* _SHORT TASK_:
Search the listing below for the string "http" and copy every line where it occurs.

* _DATA SUPPLIED_:
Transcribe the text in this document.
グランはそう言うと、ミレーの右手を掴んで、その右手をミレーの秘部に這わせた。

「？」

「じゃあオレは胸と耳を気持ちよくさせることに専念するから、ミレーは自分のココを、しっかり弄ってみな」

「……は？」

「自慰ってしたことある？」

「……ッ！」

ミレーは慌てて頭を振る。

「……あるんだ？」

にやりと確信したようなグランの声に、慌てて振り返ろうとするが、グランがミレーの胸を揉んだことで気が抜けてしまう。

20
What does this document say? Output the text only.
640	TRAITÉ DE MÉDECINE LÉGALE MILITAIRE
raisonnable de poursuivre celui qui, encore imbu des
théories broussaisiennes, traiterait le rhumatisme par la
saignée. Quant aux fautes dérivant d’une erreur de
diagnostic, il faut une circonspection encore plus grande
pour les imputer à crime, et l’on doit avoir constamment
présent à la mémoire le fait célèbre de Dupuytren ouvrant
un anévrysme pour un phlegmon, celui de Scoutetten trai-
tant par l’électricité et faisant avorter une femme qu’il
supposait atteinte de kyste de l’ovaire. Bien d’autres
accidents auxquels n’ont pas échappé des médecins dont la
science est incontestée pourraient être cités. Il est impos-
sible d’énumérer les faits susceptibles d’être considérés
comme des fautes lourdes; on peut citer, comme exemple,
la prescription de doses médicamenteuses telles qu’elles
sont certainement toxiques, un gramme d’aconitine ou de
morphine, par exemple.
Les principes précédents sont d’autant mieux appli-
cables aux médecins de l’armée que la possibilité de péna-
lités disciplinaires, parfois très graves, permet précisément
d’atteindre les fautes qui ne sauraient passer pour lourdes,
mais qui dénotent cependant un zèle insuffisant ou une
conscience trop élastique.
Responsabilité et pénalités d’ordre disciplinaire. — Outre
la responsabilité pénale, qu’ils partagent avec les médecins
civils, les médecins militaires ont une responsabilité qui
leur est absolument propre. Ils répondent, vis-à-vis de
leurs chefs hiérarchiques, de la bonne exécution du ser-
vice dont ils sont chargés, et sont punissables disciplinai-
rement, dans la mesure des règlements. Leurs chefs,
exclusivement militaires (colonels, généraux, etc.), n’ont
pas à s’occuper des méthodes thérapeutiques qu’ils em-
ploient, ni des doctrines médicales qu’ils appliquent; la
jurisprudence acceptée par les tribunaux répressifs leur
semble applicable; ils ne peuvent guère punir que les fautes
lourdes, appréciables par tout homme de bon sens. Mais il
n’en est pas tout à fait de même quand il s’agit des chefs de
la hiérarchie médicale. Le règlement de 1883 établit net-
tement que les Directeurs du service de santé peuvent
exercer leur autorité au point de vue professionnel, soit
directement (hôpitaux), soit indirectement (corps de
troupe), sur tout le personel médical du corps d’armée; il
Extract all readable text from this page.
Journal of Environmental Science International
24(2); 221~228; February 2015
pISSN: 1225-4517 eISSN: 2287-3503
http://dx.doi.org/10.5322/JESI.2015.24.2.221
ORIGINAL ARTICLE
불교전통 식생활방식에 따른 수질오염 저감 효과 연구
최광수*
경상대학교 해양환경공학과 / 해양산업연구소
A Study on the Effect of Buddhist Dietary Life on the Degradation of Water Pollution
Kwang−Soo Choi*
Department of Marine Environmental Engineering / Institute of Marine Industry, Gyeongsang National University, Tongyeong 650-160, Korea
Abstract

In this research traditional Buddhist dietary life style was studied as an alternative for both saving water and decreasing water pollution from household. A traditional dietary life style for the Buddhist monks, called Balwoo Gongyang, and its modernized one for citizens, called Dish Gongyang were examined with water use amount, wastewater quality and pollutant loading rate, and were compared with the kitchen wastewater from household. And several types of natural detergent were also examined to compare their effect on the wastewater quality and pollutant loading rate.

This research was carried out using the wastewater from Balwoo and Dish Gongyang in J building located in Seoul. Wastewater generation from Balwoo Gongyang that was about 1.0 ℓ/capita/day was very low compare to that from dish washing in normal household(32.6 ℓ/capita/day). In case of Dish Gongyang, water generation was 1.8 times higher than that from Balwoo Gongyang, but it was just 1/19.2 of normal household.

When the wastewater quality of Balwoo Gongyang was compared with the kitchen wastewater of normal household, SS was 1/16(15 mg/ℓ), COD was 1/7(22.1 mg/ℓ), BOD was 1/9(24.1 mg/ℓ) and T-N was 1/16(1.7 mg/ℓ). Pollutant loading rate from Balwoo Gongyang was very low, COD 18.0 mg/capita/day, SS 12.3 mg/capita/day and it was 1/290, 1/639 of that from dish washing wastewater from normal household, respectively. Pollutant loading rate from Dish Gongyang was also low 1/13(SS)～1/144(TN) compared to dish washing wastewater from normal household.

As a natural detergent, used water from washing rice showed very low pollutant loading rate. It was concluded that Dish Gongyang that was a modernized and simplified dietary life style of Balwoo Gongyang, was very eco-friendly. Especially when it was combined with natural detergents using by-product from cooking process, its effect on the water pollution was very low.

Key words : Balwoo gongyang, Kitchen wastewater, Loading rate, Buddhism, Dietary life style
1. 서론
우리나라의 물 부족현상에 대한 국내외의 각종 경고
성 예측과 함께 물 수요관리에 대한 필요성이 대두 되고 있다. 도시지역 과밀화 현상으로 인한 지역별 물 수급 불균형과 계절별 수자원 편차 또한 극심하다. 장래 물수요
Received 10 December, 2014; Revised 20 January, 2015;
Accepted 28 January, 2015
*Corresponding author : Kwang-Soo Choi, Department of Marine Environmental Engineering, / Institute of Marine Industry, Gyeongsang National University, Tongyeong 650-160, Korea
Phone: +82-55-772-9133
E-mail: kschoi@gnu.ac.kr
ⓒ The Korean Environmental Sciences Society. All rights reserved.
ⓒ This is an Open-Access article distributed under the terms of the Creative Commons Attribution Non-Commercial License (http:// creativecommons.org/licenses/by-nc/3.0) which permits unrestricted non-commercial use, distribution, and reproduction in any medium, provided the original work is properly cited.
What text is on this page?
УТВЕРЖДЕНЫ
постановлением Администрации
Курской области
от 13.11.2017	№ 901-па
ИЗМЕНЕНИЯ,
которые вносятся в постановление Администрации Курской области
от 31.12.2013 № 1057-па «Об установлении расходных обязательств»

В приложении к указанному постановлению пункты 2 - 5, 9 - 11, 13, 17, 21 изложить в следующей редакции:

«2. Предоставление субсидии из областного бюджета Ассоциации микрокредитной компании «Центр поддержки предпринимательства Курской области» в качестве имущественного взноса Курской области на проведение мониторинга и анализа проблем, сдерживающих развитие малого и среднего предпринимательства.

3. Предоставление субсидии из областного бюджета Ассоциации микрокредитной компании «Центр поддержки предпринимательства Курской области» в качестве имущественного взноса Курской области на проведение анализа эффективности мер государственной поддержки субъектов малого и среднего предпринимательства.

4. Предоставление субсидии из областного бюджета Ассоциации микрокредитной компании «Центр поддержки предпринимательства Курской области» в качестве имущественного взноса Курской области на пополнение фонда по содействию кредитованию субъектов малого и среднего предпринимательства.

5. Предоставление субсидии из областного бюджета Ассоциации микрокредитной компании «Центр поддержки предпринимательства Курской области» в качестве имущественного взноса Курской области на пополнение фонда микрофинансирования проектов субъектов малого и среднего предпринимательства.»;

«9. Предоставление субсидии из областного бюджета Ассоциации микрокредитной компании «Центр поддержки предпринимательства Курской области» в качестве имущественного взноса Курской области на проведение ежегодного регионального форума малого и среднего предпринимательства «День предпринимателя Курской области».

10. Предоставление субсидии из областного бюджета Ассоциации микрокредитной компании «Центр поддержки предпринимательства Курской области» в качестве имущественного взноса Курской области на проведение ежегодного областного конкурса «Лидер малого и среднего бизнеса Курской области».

* _CORRECT RESULT_:
http://dx.doi.org/10.5322/JESI.2015.24.2.221
ⓒ This is an Open-Access article distributed under the terms of the Creative Commons Attribution Non-Commercial License (http:// creativecommons.org/licenses/by-nc/3.0) which permits unrestricted non-commercial use, distribution, and reproduction in any medium, provided the original work is properly cited.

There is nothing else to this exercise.